EXERCISE: Print out every line, exactly as written.

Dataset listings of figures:
BEGIN
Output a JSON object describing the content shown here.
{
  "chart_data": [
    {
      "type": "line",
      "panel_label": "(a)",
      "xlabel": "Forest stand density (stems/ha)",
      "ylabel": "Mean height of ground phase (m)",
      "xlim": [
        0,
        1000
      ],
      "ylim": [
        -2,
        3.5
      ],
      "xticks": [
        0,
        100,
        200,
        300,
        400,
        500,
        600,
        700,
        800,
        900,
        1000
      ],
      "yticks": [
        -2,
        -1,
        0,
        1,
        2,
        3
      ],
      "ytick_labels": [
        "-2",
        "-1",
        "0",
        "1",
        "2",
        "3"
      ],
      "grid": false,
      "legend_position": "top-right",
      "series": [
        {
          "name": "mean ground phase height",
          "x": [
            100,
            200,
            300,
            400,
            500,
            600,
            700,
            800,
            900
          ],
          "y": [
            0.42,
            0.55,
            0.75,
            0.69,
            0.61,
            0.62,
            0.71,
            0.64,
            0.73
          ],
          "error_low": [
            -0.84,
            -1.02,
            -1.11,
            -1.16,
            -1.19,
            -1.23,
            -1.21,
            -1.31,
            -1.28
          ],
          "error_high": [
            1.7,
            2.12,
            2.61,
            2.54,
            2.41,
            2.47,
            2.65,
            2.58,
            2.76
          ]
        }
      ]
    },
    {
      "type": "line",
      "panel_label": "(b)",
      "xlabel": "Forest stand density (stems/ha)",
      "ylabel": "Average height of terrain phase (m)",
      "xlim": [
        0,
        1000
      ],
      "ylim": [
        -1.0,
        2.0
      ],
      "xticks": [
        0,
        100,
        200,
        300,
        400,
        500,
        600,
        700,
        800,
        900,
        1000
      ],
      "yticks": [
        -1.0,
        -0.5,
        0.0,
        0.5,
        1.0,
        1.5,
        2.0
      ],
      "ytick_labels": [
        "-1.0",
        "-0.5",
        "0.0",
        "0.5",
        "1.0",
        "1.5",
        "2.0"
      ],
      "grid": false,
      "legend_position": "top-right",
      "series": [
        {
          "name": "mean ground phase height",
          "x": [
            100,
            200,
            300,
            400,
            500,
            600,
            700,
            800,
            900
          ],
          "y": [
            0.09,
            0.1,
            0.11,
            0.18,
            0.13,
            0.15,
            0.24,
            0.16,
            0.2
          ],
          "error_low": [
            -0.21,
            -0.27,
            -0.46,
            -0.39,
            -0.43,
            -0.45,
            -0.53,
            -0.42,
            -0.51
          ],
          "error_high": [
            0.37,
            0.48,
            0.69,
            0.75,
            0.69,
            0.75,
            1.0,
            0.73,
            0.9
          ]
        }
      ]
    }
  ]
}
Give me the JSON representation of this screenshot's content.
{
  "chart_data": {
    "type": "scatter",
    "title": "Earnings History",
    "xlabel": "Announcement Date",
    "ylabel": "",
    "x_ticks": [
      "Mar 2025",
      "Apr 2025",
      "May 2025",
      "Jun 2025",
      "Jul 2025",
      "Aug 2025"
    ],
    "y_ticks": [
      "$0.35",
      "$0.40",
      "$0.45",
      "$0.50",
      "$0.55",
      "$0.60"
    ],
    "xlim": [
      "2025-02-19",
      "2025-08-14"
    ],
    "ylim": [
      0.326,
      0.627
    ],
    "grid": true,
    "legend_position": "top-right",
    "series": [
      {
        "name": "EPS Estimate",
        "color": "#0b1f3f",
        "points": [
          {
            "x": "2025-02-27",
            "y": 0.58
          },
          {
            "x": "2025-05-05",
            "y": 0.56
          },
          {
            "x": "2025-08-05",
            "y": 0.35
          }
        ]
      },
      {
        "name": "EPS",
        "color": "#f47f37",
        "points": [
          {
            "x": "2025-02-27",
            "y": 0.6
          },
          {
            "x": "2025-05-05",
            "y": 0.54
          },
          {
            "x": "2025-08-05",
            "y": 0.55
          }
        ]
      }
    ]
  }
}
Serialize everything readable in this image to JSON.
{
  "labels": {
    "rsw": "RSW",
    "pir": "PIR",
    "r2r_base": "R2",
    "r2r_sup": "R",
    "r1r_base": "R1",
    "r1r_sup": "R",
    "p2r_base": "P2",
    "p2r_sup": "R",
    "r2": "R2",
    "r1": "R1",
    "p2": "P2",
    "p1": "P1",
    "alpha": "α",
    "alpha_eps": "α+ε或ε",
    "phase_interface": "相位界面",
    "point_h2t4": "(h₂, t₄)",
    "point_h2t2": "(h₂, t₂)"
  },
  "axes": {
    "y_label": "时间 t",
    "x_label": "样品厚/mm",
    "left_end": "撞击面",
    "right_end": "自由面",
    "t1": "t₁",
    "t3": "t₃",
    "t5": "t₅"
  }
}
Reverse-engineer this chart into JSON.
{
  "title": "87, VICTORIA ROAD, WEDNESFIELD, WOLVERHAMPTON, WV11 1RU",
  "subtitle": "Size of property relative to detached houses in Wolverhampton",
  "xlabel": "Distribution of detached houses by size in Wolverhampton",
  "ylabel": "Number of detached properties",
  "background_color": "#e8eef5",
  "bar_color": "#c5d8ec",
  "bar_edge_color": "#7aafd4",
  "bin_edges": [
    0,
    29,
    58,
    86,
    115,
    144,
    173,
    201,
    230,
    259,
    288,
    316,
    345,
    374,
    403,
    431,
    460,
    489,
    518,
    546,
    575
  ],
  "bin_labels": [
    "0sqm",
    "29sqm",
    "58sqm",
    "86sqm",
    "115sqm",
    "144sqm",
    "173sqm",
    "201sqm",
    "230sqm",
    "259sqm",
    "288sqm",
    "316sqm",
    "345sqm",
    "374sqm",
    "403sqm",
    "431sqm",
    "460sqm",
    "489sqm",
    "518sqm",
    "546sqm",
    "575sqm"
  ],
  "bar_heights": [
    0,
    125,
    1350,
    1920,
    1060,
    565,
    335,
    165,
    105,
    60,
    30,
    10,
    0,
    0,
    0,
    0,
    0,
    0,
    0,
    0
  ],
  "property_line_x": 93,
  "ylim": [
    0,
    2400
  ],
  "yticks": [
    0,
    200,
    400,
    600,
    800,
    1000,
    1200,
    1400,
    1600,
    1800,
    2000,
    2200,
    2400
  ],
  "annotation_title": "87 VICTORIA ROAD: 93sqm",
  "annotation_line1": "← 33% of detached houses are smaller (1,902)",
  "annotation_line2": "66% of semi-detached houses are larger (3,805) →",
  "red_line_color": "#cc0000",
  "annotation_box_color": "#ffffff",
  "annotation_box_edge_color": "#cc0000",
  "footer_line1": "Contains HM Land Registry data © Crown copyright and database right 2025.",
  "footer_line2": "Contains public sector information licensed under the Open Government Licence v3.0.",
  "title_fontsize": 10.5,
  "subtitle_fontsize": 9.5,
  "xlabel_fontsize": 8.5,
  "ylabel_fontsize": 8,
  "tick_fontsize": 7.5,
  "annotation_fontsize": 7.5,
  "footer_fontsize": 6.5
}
END
SOLUTION TO THE PROBLEM:
Output a JSON object describing the content shown here.
{
  "chart_data": [
    {
      "type": "line",
      "panel_label": "(a)",
      "xlabel": "Forest stand density (stems/ha)",
      "ylabel": "Mean height of ground phase (m)",
      "xlim": [
        0,
        1000
      ],
      "ylim": [
        -2,
        3.5
      ],
      "xticks": [
        0,
        100,
        200,
        300,
        400,
        500,
        600,
        700,
        800,
        900,
        1000
      ],
      "yticks": [
        -2,
        -1,
        0,
        1,
        2,
        3
      ],
      "ytick_labels": [
        "-2",
        "-1",
        "0",
        "1",
        "2",
        "3"
      ],
      "grid": false,
      "legend_position": "top-right",
      "series": [
        {
          "name": "mean ground phase height",
          "x": [
            100,
            200,
            300,
            400,
            500,
            600,
            700,
            800,
            900
          ],
          "y": [
            0.42,
            0.55,
            0.75,
            0.69,
            0.61,
            0.62,
            0.71,
            0.64,
            0.73
          ],
          "error_low": [
            -0.84,
            -1.02,
            -1.11,
            -1.16,
            -1.19,
            -1.23,
            -1.21,
            -1.31,
            -1.28
          ],
          "error_high": [
            1.7,
            2.12,
            2.61,
            2.54,
            2.41,
            2.47,
            2.65,
            2.58,
            2.76
          ]
        }
      ]
    },
    {
      "type": "line",
      "panel_label": "(b)",
      "xlabel": "Forest stand density (stems/ha)",
      "ylabel": "Average height of terrain phase (m)",
      "xlim": [
        0,
        1000
      ],
      "ylim": [
        -1.0,
        2.0
      ],
      "xticks": [
        0,
        100,
        200,
        300,
        400,
        500,
        600,
        700,
        800,
        900,
        1000
      ],
      "yticks": [
        -1.0,
        -0.5,
        0.0,
        0.5,
        1.0,
        1.5,
        2.0
      ],
      "ytick_labels": [
        "-1.0",
        "-0.5",
        "0.0",
        "0.5",
        "1.0",
        "1.5",
        "2.0"
      ],
      "grid": false,
      "legend_position": "top-right",
      "series": [
        {
          "name": "mean ground phase height",
          "x": [
            100,
            200,
            300,
            400,
            500,
            600,
            700,
            800,
            900
          ],
          "y": [
            0.09,
            0.1,
            0.11,
            0.18,
            0.13,
            0.15,
            0.24,
            0.16,
            0.2
          ],
          "error_low": [
            -0.21,
            -0.27,
            -0.46,
            -0.39,
            -0.43,
            -0.45,
            -0.53,
            -0.42,
            -0.51
          ],
          "error_high": [
            0.37,
            0.48,
            0.69,
            0.75,
            0.69,
            0.75,
            1.0,
            0.73,
            0.9
          ]
        }
      ]
    }
  ]
}
Give me the JSON representation of this screenshot's content.
{
  "chart_data": {
    "type": "scatter",
    "title": "Earnings History",
    "xlabel": "Announcement Date",
    "ylabel": "",
    "x_ticks": [
      "Mar 2025",
      "Apr 2025",
      "May 2025",
      "Jun 2025",
      "Jul 2025",
      "Aug 2025"
    ],
    "y_ticks": [
      "$0.35",
      "$0.40",
      "$0.45",
      "$0.50",
      "$0.55",
      "$0.60"
    ],
    "xlim": [
      "2025-02-19",
      "2025-08-14"
    ],
    "ylim": [
      0.326,
      0.627
    ],
    "grid": true,
    "legend_position": "top-right",
    "series": [
      {
        "name": "EPS Estimate",
        "color": "#0b1f3f",
        "points": [
          {
            "x": "2025-02-27",
            "y": 0.58
          },
          {
            "x": "2025-05-05",
            "y": 0.56
          },
          {
            "x": "2025-08-05",
            "y": 0.35
          }
        ]
      },
      {
        "name": "EPS",
        "color": "#f47f37",
        "points": [
          {
            "x": "2025-02-27",
            "y": 0.6
          },
          {
            "x": "2025-05-05",
            "y": 0.54
          },
          {
            "x": "2025-08-05",
            "y": 0.55
          }
        ]
      }
    ]
  }
}
Serialize everything readable in this image to JSON.
{
  "labels": {
    "rsw": "RSW",
    "pir": "PIR",
    "r2r_base": "R2",
    "r2r_sup": "R",
    "r1r_base": "R1",
    "r1r_sup": "R",
    "p2r_base": "P2",
    "p2r_sup": "R",
    "r2": "R2",
    "r1": "R1",
    "p2": "P2",
    "p1": "P1",
    "alpha": "α",
    "alpha_eps": "α+ε或ε",
    "phase_interface": "相位界面",
    "point_h2t4": "(h₂, t₄)",
    "point_h2t2": "(h₂, t₂)"
  },
  "axes": {
    "y_label": "时间 t",
    "x_label": "样品厚/mm",
    "left_end": "撞击面",
    "right_end": "自由面",
    "t1": "t₁",
    "t3": "t₃",
    "t5": "t₅"
  }
}
Reverse-engineer this chart into JSON.
{
  "title": "87, VICTORIA ROAD, WEDNESFIELD, WOLVERHAMPTON, WV11 1RU",
  "subtitle": "Size of property relative to detached houses in Wolverhampton",
  "xlabel": "Distribution of detached houses by size in Wolverhampton",
  "ylabel": "Number of detached properties",
  "background_color": "#e8eef5",
  "bar_color": "#c5d8ec",
  "bar_edge_color": "#7aafd4",
  "bin_edges": [
    0,
    29,
    58,
    86,
    115,
    144,
    173,
    201,
    230,
    259,
    288,
    316,
    345,
    374,
    403,
    431,
    460,
    489,
    518,
    546,
    575
  ],
  "bin_labels": [
    "0sqm",
    "29sqm",
    "58sqm",
    "86sqm",
    "115sqm",
    "144sqm",
    "173sqm",
    "201sqm",
    "230sqm",
    "259sqm",
    "288sqm",
    "316sqm",
    "345sqm",
    "374sqm",
    "403sqm",
    "431sqm",
    "460sqm",
    "489sqm",
    "518sqm",
    "546sqm",
    "575sqm"
  ],
  "bar_heights": [
    0,
    125,
    1350,
    1920,
    1060,
    565,
    335,
    165,
    105,
    60,
    30,
    10,
    0,
    0,
    0,
    0,
    0,
    0,
    0,
    0
  ],
  "property_line_x": 93,
  "ylim": [
    0,
    2400
  ],
  "yticks": [
    0,
    200,
    400,
    600,
    800,
    1000,
    1200,
    1400,
    1600,
    1800,
    2000,
    2200,
    2400
  ],
  "annotation_title": "87 VICTORIA ROAD: 93sqm",
  "annotation_line1": "← 33% of detached houses are smaller (1,902)",
  "annotation_line2": "66% of semi-detached houses are larger (3,805) →",
  "red_line_color": "#cc0000",
  "annotation_box_color": "#ffffff",
  "annotation_box_edge_color": "#cc0000",
  "footer_line1": "Contains HM Land Registry data © Crown copyright and database right 2025.",
  "footer_line2": "Contains public sector information licensed under the Open Government Licence v3.0.",
  "title_fontsize": 10.5,
  "subtitle_fontsize": 9.5,
  "xlabel_fontsize": 8.5,
  "ylabel_fontsize": 8,
  "tick_fontsize": 7.5,
  "annotation_fontsize": 7.5,
  "footer_fontsize": 6.5
}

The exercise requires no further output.